*LIST OF TASKS:*
[1] Transcribe the passage of the Jason Frasor rumors page starting with "Quick Hits: Blazek, Axford, Olt, Frasor, Santana, Rays" and going on through "the game ...".
[2] Answer these from the Jason Frasor rumors page:
(a) How old is Michael Blazek?
(b) In what month does Johan Santana hope to pitch in a big league game?
(c) What ERA did Frasor post in his first season with the Rangers?

*PASSAGE:*
○ ○ ○ ○ ○
Jason Frasor Rumors

Quick Hits: Blazek, Axford, Olt, Frasor, Santana, Rays

The Brewers shipped out reliever John Axford to the Cardinals at last year's trade deadline, bringing back young righty Michael Blazek. Milwaukee has been impressed with the 25-year-old, with manager Ron Roenicke saying he profiles as a late-inning arm, reports Tom Haudricourt of the Milwaukee Journal Sentine. Meanwhile, after being non-tendered by the Cards and signed by the Indians, Axford hopes to continue learning from his brief stint in St. Louis. As MLB.com's Jordan Bastian reports, his former club informed him that he'd been tipping pitches, and Axford hopes that correction -- along with regained velocity -- will allow him to return to his peak form. 

Here are more stray notes from around the game ...

  • Another trade deadline mover, Mike Olt of the Cubs, has shown substantial improvement in the eyesight issues that plagued him last year with the Rangers, reports Gordon Wittenmyer of the Chicago Sun Times. Though his prospect stock has fallen in the meantime, all that matters to Olt is maintaining his health. "As long as I'm healthy," he said, "I know that I can do what I was capable of."
  • Reliever Jason Frasor explained that he elected to re-sign with the Rangers for the simple reason that he likes playing for the club, reports Richard Durrett of ESPNDallas.com"Free agency isn't that great for middle relievers," he said. "I never wanted to be the kind of guy that bounced around from team to team as middle relievers often do with one-year deals. I found a place I really, really liked. ... I think I was the first [free agent] to sign [this offseason]. I just didn't feel it was worth it to try to scrape out maybe a little better contract ... ."
  • One free agent who faces a much more open-ended market is former ace Johan Santana. As Jon Heyman of CBSSports.com reports, Santana has fielded interest from at least three American League clubs. The 34-year-old is hoping to be ready to take the mound in a big league game in June.
  • The Rays' roster battle features several situations where options will play a role, reports Bill Chastain of MLB.com. Among the players who must make the active roster or face a DFA are Chris Archer, Josh Lueke, Jake McGee, Cesar Ramos, Brandon Guyer, and Matt Joyce

Rangers Re-Sign Jason Frasor

The Rangers announced, via press release, that they have re-signed right-hander Jason Frasor to a one-year deal. The contract is reportedly worth $1.75MM and also includes incentives. The 36-year-old Frasor is represented by agent Dave Meier.

General manager Jon Daniels signed Frasor to a one-year, $1.5MM contract last January and was able to retain him at a bargain price despite a strong performance in 2013. Frasor pitched to a 2.57 ERA with 8.8 K/9, 3.7 BB/9 and a 44.6 percent ground-ball rate in his first season with the Rangers. While he did post an abnormally low BABIP (.250) and strand runners at a career-high rate (81.4 percent), FIP and SIERA both still liked Frasor at 3.37 and 3.44, respectively.
○ ○ ○ ○ ○
*DATA EXTRACT:*
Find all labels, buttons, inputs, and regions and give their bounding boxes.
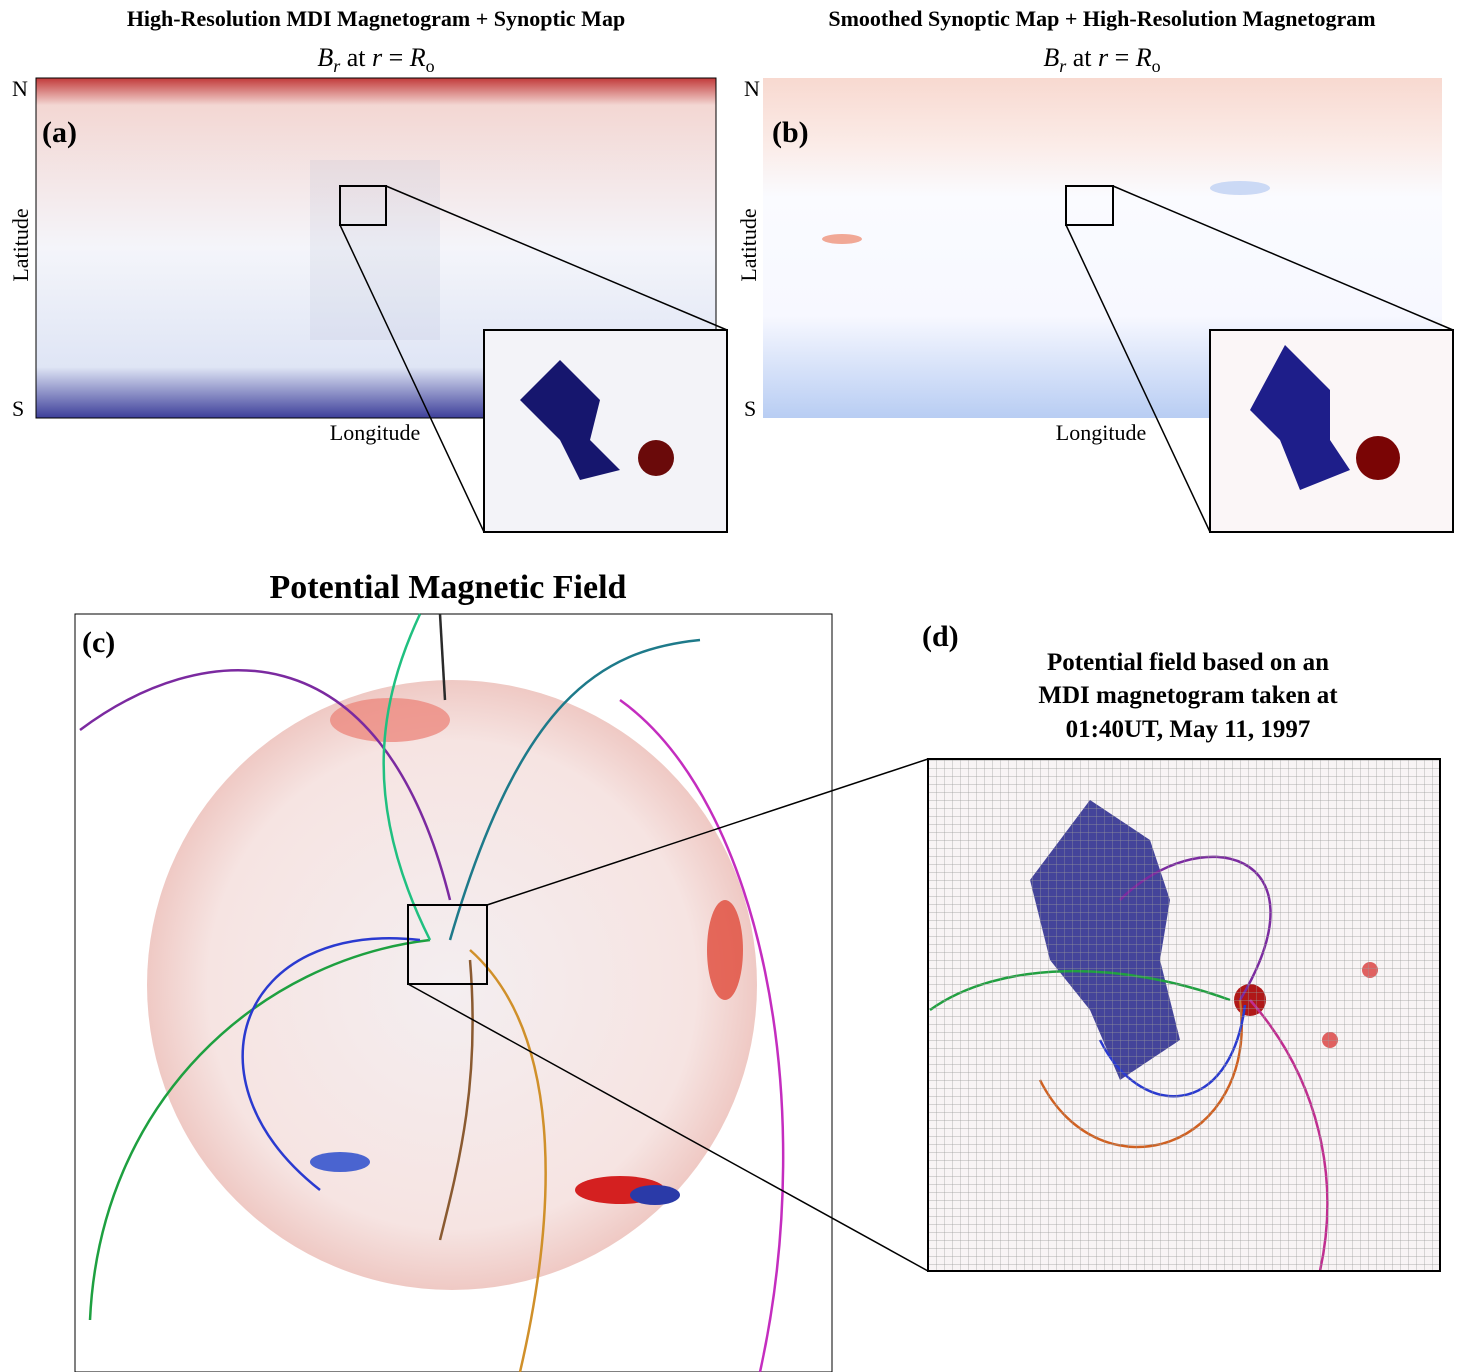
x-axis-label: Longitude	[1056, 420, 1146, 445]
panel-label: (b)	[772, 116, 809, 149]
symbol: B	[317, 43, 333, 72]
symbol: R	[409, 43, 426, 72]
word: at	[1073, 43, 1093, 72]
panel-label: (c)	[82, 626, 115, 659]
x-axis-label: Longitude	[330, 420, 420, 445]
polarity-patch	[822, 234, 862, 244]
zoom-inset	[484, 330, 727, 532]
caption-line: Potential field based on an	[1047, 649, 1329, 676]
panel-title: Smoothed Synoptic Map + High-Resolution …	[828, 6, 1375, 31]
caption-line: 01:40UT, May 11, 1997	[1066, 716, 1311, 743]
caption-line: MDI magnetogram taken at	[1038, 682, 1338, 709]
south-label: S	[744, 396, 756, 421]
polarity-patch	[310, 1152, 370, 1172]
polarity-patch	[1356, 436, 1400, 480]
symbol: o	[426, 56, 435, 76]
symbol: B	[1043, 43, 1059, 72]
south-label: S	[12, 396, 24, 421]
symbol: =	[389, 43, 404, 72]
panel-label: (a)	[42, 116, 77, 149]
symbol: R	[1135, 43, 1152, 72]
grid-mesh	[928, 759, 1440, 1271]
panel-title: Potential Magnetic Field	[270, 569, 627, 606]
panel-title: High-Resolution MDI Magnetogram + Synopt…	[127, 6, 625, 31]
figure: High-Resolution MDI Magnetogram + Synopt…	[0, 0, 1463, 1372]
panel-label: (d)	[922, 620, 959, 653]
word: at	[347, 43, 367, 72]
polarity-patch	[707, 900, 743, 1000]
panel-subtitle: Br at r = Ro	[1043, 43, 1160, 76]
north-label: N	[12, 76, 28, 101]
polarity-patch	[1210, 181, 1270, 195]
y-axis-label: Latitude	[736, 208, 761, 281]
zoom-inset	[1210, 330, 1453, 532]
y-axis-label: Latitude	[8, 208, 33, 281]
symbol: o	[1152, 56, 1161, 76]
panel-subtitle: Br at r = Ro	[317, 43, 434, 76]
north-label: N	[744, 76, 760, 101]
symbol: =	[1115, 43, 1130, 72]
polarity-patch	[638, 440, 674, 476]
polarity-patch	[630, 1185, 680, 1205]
○ ○ ○ ○ ○
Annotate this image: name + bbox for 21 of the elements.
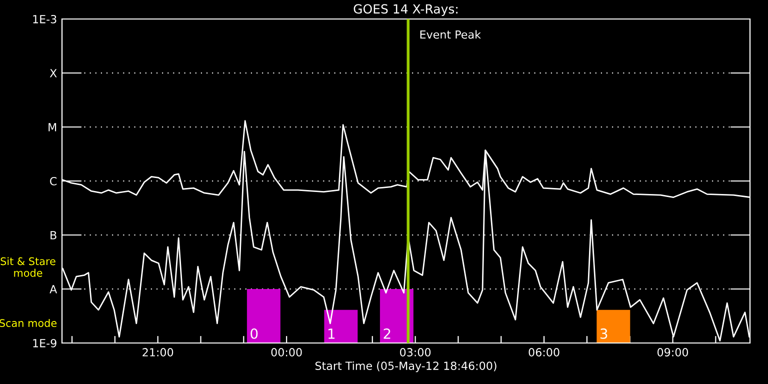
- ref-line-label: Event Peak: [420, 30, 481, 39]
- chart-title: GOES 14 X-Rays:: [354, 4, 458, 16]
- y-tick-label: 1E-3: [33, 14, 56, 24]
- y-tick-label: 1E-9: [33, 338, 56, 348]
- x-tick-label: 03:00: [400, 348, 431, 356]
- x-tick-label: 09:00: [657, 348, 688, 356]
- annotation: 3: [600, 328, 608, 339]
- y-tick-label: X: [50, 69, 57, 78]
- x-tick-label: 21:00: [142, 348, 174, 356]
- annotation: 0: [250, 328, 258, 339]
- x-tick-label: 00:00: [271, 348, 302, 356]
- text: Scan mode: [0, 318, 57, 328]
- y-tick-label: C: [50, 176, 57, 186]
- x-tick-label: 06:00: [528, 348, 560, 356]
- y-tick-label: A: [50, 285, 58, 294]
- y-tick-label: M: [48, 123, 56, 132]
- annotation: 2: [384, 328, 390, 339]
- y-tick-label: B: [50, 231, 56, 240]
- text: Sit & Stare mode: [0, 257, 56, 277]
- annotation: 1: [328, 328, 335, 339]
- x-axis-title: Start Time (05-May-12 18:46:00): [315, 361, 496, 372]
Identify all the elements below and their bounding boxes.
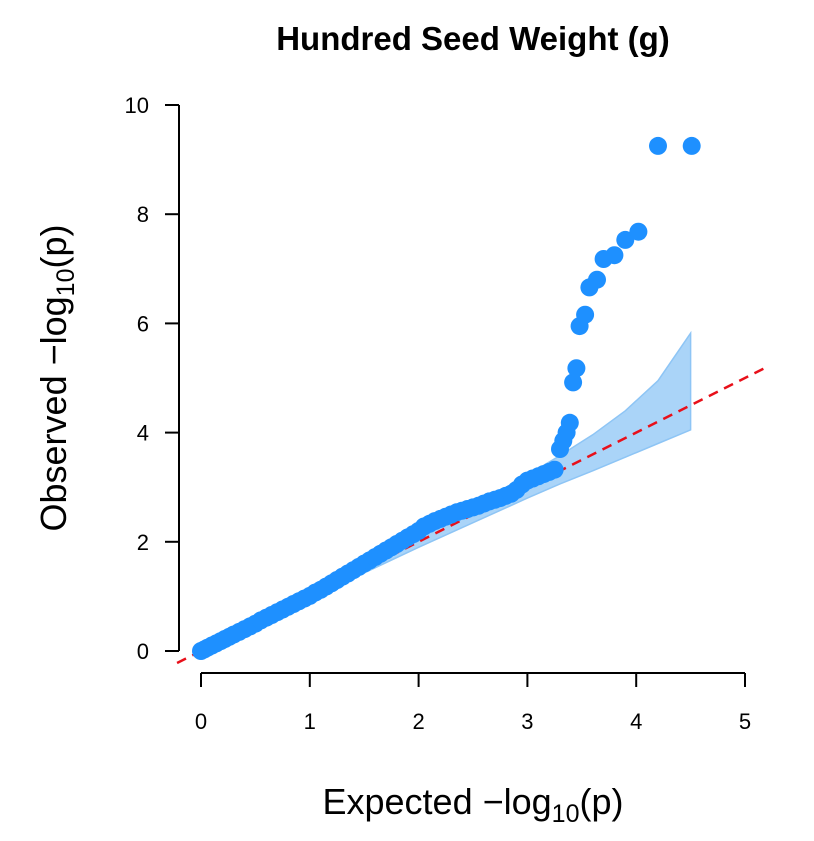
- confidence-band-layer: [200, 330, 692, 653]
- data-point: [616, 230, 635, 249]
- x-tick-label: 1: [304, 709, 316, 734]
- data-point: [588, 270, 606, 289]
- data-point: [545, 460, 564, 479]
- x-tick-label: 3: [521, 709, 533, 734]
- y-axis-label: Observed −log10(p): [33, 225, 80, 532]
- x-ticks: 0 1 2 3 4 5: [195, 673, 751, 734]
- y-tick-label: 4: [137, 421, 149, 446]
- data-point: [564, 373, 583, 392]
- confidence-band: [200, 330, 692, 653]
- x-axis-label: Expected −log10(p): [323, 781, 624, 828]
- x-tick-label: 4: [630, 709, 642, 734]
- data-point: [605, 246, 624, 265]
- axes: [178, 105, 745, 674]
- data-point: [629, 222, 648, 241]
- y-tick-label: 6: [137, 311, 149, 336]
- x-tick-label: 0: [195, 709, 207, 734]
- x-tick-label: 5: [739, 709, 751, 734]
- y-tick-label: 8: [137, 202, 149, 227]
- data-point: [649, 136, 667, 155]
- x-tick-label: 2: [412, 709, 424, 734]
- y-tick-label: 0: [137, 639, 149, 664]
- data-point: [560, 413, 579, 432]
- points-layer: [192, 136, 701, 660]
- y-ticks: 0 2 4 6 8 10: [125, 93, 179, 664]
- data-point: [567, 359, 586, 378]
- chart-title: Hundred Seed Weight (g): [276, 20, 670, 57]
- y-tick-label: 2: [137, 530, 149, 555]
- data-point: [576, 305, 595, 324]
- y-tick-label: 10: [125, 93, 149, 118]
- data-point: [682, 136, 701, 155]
○ ○ ○ ○ ○
*WORKED SOLUTIONS:*
[1]
Quick Hits: Blazek, Axford, Olt, Frasor, Santana, Rays

The Brewers shipped out reliever John Axford to the Cardinals at last year's trade deadline, bringing back young righty Michael Blazek. Milwaukee has been impressed with the 25-year-old, with manager Ron Roenicke saying he profiles as a late-inning arm, reports Tom Haudricourt of the Milwaukee Journal Sentine. Meanwhile, after being non-tendered by the Cards and signed by the Indians, Axford hopes to continue learning from his brief stint in St. Louis. As MLB.com's Jordan Bastian reports, his former club informed him that he'd been tipping pitches, and Axford hopes that correction -- along with regained velocity -- will allow him to return to his peak form. 

Here are more stray notes from around the game ...

[2]
(a) 25
(b) June
(c) 2.57